What needs to be done:
Each entry below must be repeated word for word.

Collected data entries:
# # # #
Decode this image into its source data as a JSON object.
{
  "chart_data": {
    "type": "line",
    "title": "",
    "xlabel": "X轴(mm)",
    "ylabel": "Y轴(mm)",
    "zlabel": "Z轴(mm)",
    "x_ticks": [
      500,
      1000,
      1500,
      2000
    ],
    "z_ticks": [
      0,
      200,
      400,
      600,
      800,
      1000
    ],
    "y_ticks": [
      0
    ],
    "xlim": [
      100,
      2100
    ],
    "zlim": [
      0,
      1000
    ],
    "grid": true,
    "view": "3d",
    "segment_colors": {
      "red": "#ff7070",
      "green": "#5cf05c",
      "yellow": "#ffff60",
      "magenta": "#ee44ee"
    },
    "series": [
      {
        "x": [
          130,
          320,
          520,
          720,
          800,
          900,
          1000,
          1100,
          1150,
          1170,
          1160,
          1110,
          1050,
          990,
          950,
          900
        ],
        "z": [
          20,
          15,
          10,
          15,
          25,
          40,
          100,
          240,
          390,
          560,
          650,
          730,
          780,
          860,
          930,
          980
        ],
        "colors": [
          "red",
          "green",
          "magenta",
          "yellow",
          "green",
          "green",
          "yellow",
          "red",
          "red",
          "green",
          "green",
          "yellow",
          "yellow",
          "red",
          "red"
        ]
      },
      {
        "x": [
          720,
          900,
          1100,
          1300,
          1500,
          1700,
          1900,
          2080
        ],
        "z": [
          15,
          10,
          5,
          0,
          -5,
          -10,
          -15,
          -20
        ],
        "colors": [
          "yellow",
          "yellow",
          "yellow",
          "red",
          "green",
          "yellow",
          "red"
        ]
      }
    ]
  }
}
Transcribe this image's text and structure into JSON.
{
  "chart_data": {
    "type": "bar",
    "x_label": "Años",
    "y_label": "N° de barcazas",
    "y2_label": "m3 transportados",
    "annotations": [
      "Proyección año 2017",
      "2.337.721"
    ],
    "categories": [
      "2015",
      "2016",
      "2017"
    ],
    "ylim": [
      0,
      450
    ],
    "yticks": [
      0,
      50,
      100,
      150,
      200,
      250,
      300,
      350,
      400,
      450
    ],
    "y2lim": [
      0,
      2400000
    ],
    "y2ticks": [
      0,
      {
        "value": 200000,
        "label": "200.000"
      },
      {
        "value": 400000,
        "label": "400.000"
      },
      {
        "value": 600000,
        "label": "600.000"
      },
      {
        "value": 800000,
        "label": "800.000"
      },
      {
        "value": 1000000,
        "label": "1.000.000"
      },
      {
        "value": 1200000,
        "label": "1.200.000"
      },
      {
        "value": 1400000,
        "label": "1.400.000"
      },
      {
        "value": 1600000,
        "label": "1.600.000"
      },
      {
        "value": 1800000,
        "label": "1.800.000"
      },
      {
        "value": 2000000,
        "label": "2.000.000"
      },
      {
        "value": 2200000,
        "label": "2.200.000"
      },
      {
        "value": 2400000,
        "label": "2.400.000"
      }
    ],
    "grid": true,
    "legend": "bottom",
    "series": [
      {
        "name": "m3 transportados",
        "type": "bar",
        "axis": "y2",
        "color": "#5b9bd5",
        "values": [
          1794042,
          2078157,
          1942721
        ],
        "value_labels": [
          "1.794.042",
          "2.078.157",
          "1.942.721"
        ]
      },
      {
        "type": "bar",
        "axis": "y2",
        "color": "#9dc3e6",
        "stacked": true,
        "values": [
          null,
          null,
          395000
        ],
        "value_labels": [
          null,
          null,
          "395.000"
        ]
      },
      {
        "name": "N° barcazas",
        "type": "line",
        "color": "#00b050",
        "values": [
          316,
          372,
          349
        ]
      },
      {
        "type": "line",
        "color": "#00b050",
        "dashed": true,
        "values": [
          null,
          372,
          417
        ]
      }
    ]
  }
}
# # # #
Result for this exercise:
Decode this image into its source data as a JSON object.
{
  "chart_data": {
    "type": "line",
    "title": "",
    "xlabel": "X轴(mm)",
    "ylabel": "Y轴(mm)",
    "zlabel": "Z轴(mm)",
    "x_ticks": [
      500,
      1000,
      1500,
      2000
    ],
    "z_ticks": [
      0,
      200,
      400,
      600,
      800,
      1000
    ],
    "y_ticks": [
      0
    ],
    "xlim": [
      100,
      2100
    ],
    "zlim": [
      0,
      1000
    ],
    "grid": true,
    "view": "3d",
    "segment_colors": {
      "red": "#ff7070",
      "green": "#5cf05c",
      "yellow": "#ffff60",
      "magenta": "#ee44ee"
    },
    "series": [
      {
        "x": [
          130,
          320,
          520,
          720,
          800,
          900,
          1000,
          1100,
          1150,
          1170,
          1160,
          1110,
          1050,
          990,
          950,
          900
        ],
        "z": [
          20,
          15,
          10,
          15,
          25,
          40,
          100,
          240,
          390,
          560,
          650,
          730,
          780,
          860,
          930,
          980
        ],
        "colors": [
          "red",
          "green",
          "magenta",
          "yellow",
          "green",
          "green",
          "yellow",
          "red",
          "red",
          "green",
          "green",
          "yellow",
          "yellow",
          "red",
          "red"
        ]
      },
      {
        "x": [
          720,
          900,
          1100,
          1300,
          1500,
          1700,
          1900,
          2080
        ],
        "z": [
          15,
          10,
          5,
          0,
          -5,
          -10,
          -15,
          -20
        ],
        "colors": [
          "yellow",
          "yellow",
          "yellow",
          "red",
          "green",
          "yellow",
          "red"
        ]
      }
    ]
  }
}
Transcribe this image's text and structure into JSON.
{
  "chart_data": {
    "type": "bar",
    "x_label": "Años",
    "y_label": "N° de barcazas",
    "y2_label": "m3 transportados",
    "annotations": [
      "Proyección año 2017",
      "2.337.721"
    ],
    "categories": [
      "2015",
      "2016",
      "2017"
    ],
    "ylim": [
      0,
      450
    ],
    "yticks": [
      0,
      50,
      100,
      150,
      200,
      250,
      300,
      350,
      400,
      450
    ],
    "y2lim": [
      0,
      2400000
    ],
    "y2ticks": [
      0,
      {
        "value": 200000,
        "label": "200.000"
      },
      {
        "value": 400000,
        "label": "400.000"
      },
      {
        "value": 600000,
        "label": "600.000"
      },
      {
        "value": 800000,
        "label": "800.000"
      },
      {
        "value": 1000000,
        "label": "1.000.000"
      },
      {
        "value": 1200000,
        "label": "1.200.000"
      },
      {
        "value": 1400000,
        "label": "1.400.000"
      },
      {
        "value": 1600000,
        "label": "1.600.000"
      },
      {
        "value": 1800000,
        "label": "1.800.000"
      },
      {
        "value": 2000000,
        "label": "2.000.000"
      },
      {
        "value": 2200000,
        "label": "2.200.000"
      },
      {
        "value": 2400000,
        "label": "2.400.000"
      }
    ],
    "grid": true,
    "legend": "bottom",
    "series": [
      {
        "name": "m3 transportados",
        "type": "bar",
        "axis": "y2",
        "color": "#5b9bd5",
        "values": [
          1794042,
          2078157,
          1942721
        ],
        "value_labels": [
          "1.794.042",
          "2.078.157",
          "1.942.721"
        ]
      },
      {
        "type": "bar",
        "axis": "y2",
        "color": "#9dc3e6",
        "stacked": true,
        "values": [
          null,
          null,
          395000
        ],
        "value_labels": [
          null,
          null,
          "395.000"
        ]
      },
      {
        "name": "N° barcazas",
        "type": "line",
        "color": "#00b050",
        "values": [
          316,
          372,
          349
        ]
      },
      {
        "type": "line",
        "color": "#00b050",
        "dashed": true,
        "values": [
          null,
          372,
          417
        ]
      }
    ]
  }
}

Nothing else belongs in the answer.